* **Task prompt**
Restate all the material verbatim, except for the pictures.

* **Source records**

-- START --

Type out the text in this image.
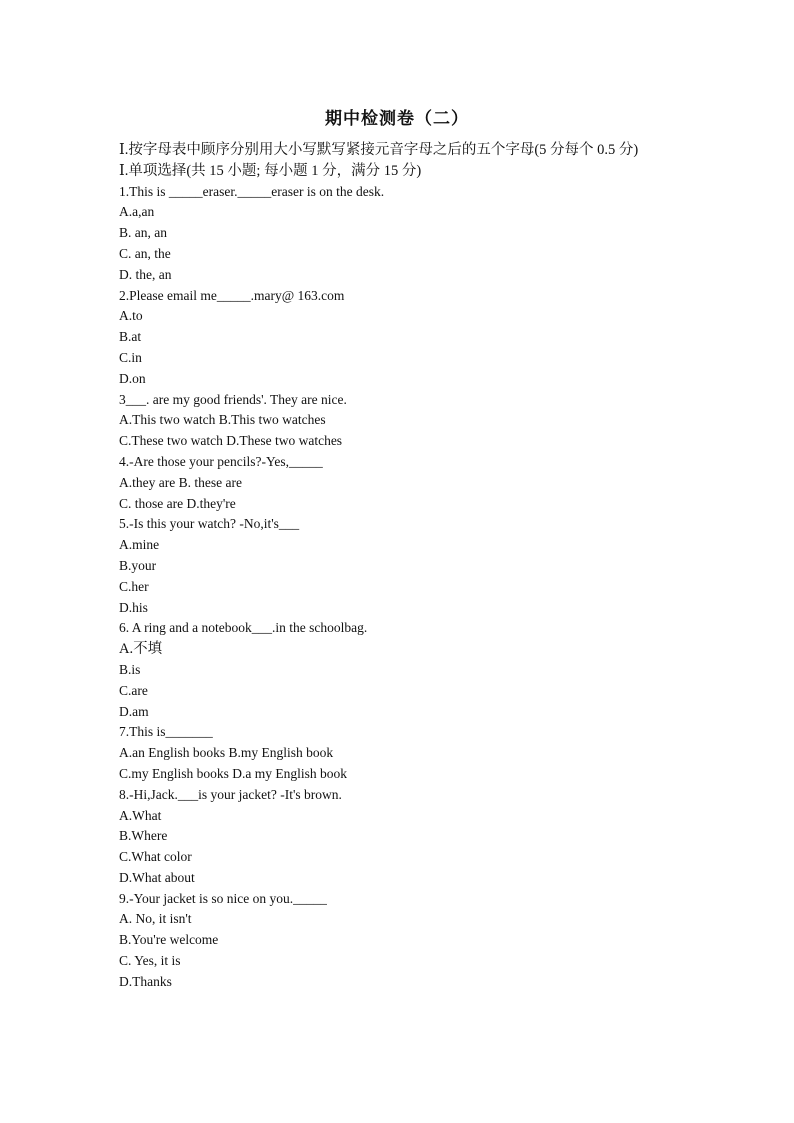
期中检测卷（二）
Ⅰ.按字母表中顾序分别用大小写默写紧接元音字母之后的五个字母(5 分每个 0.5 分)
Ⅰ.单项选择(共 15 小题; 每小题 1 分，满分 15 分)
1.This is _____eraser._____eraser is on the desk.
A.a,an
B. an, an
C. an, the
D. the, an
2.Please email me_____.mary@ 163.com
A.to
B.at
C.in
D.on
3___. are my good friends'. They are nice.
A.This two watch B.This two watches
C.These two watch D.These two watches
4.-Are those your pencils?-Yes,_____
A.they are B. these are
C. those are D.they're
5.-Is this your watch? -No,it's___
A.mine
B.your
C.her
D.his
6. A ring and a notebook___.in the schoolbag.
A.不填
B.is
C.are
D.am
7.This is_______
A.an English books B.my English book
C.my English books D.a my English book
8.-Hi,Jack.___is your jacket? -It's brown.
A.What
B.Where
C.What color
D.What about
9.-Your jacket is so nice on you._____
A. No, it isn't
B.You're welcome
C. Yes, it is
D.Thanks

-- END --

* **Exercise answer**
Type out the text in this image.
期中检测卷（二）
Ⅰ.按字母表中顾序分别用大小写默写紧接元音字母之后的五个字母(5 分每个 0.5 分)
Ⅰ.单项选择(共 15 小题; 每小题 1 分，满分 15 分)
1.This is _____eraser._____eraser is on the desk.
A.a,an
B. an, an
C. an, the
D. the, an
2.Please email me_____.mary@ 163.com
A.to
B.at
C.in
D.on
3___. are my good friends'. They are nice.
A.This two watch B.This two watches
C.These two watch D.These two watches
4.-Are those your pencils?-Yes,_____
A.they are B. these are
C. those are D.they're
5.-Is this your watch? -No,it's___
A.mine
B.your
C.her
D.his
6. A ring and a notebook___.in the schoolbag.
A.不填
B.is
C.are
D.am
7.This is_______
A.an English books B.my English book
C.my English books D.a my English book
8.-Hi,Jack.___is your jacket? -It's brown.
A.What
B.Where
C.What color
D.What about
9.-Your jacket is so nice on you._____
A. No, it isn't
B.You're welcome
C. Yes, it is
D.Thanks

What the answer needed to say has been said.